Dataset items:
********************
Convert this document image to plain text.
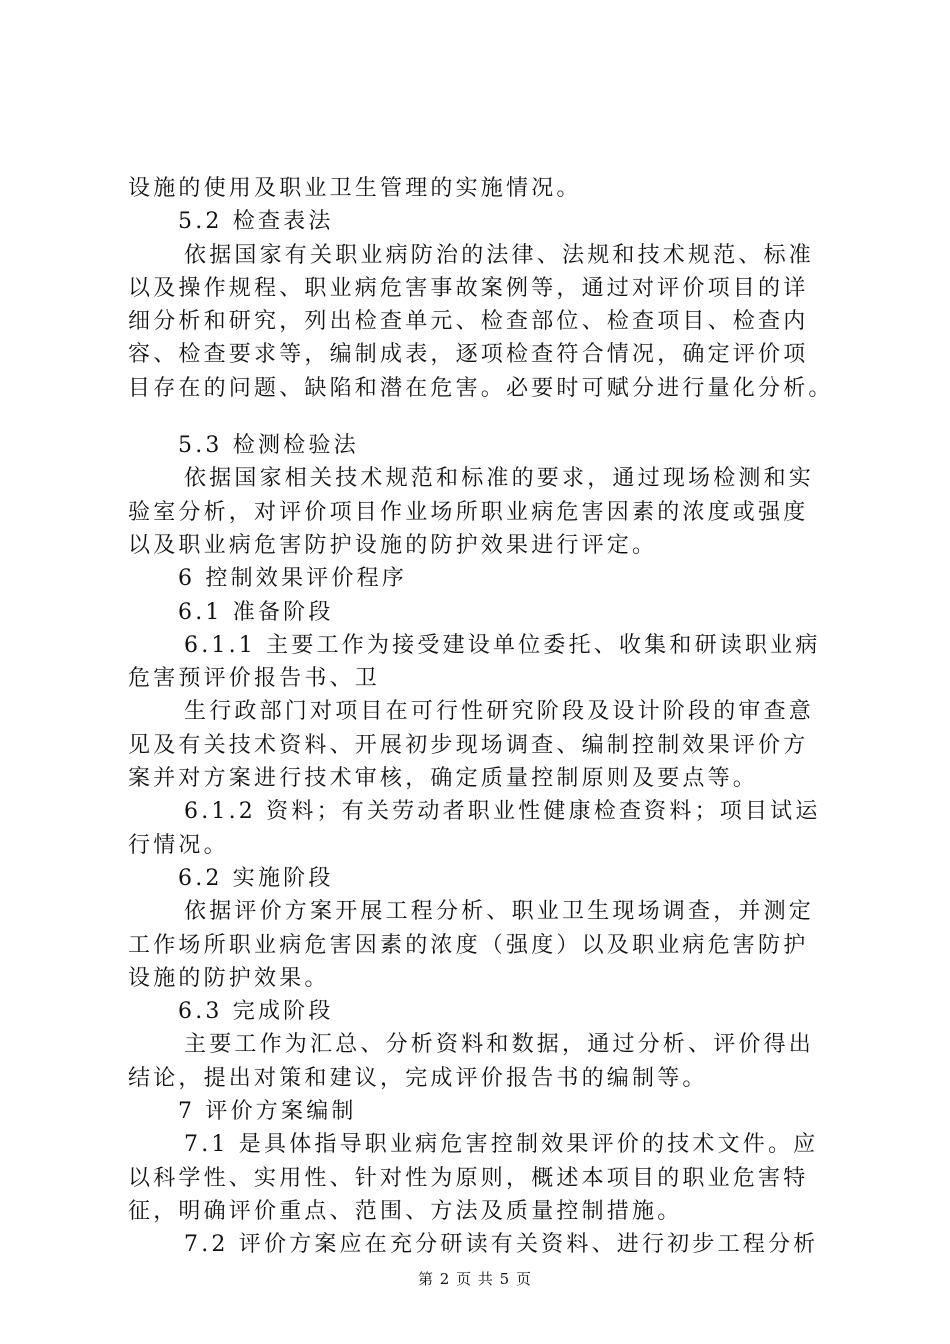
设施的使用及职业卫生管理的实施情况。
5.2 检查表法
依据国家有关职业病防治的法律、法规和技术规范、标准
以及操作规程、职业病危害事故案例等，通过对评价项目的详
细分析和研究，列出检查单元、检查部位、检查项目、检查内
容、检查要求等，编制成表，逐项检查符合情况，确定评价项
目存在的问题、缺陷和潜在危害。必要时可赋分进行量化分析。
5.3 检测检验法
依据国家相关技术规范和标准的要求，通过现场检测和实
验室分析，对评价项目作业场所职业病危害因素的浓度或强度
以及职业病危害防护设施的防护效果进行评定。
6 控制效果评价程序
6.1 准备阶段
6.1.1 主要工作为接受建设单位委托、收集和研读职业病
危害预评价报告书、卫
生行政部门对项目在可行性研究阶段及设计阶段的审查意
见及有关技术资料、开展初步现场调查、编制控制效果评价方
案并对方案进行技术审核，确定质量控制原则及要点等。
6.1.2 资料；有关劳动者职业性健康检查资料；项目试运
行情况。
6.2 实施阶段
依据评价方案开展工程分析、职业卫生现场调查，并测定
工作场所职业病危害因素的浓度（强度）以及职业病危害防护
设施的防护效果。
6.3 完成阶段
主要工作为汇总、分析资料和数据，通过分析、评价得出
结论，提出对策和建议，完成评价报告书的编制等。
7 评价方案编制
7.1 是具体指导职业病危害控制效果评价的技术文件。应
以科学性、实用性、针对性为原则，概述本项目的职业危害特
征，明确评价重点、范围、方法及质量控制措施。
7.2 评价方案应在充分研读有关资料、进行初步工程分析
第 2 页 共 5 页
********************
_REQUIRED TASK_
In your copy of the records, include no pictures; repeat everything else exactly.

_FULL RESPONSE_
Convert this document image to plain text.
设施的使用及职业卫生管理的实施情况。
5.2 检查表法
依据国家有关职业病防治的法律、法规和技术规范、标准
以及操作规程、职业病危害事故案例等，通过对评价项目的详
细分析和研究，列出检查单元、检查部位、检查项目、检查内
容、检查要求等，编制成表，逐项检查符合情况，确定评价项
目存在的问题、缺陷和潜在危害。必要时可赋分进行量化分析。
5.3 检测检验法
依据国家相关技术规范和标准的要求，通过现场检测和实
验室分析，对评价项目作业场所职业病危害因素的浓度或强度
以及职业病危害防护设施的防护效果进行评定。
6 控制效果评价程序
6.1 准备阶段
6.1.1 主要工作为接受建设单位委托、收集和研读职业病
危害预评价报告书、卫
生行政部门对项目在可行性研究阶段及设计阶段的审查意
见及有关技术资料、开展初步现场调查、编制控制效果评价方
案并对方案进行技术审核，确定质量控制原则及要点等。
6.1.2 资料；有关劳动者职业性健康检查资料；项目试运
行情况。
6.2 实施阶段
依据评价方案开展工程分析、职业卫生现场调查，并测定
工作场所职业病危害因素的浓度（强度）以及职业病危害防护
设施的防护效果。
6.3 完成阶段
主要工作为汇总、分析资料和数据，通过分析、评价得出
结论，提出对策和建议，完成评价报告书的编制等。
7 评价方案编制
7.1 是具体指导职业病危害控制效果评价的技术文件。应
以科学性、实用性、针对性为原则，概述本项目的职业危害特
征，明确评价重点、范围、方法及质量控制措施。
7.2 评价方案应在充分研读有关资料、进行初步工程分析
第 2 页 共 5 页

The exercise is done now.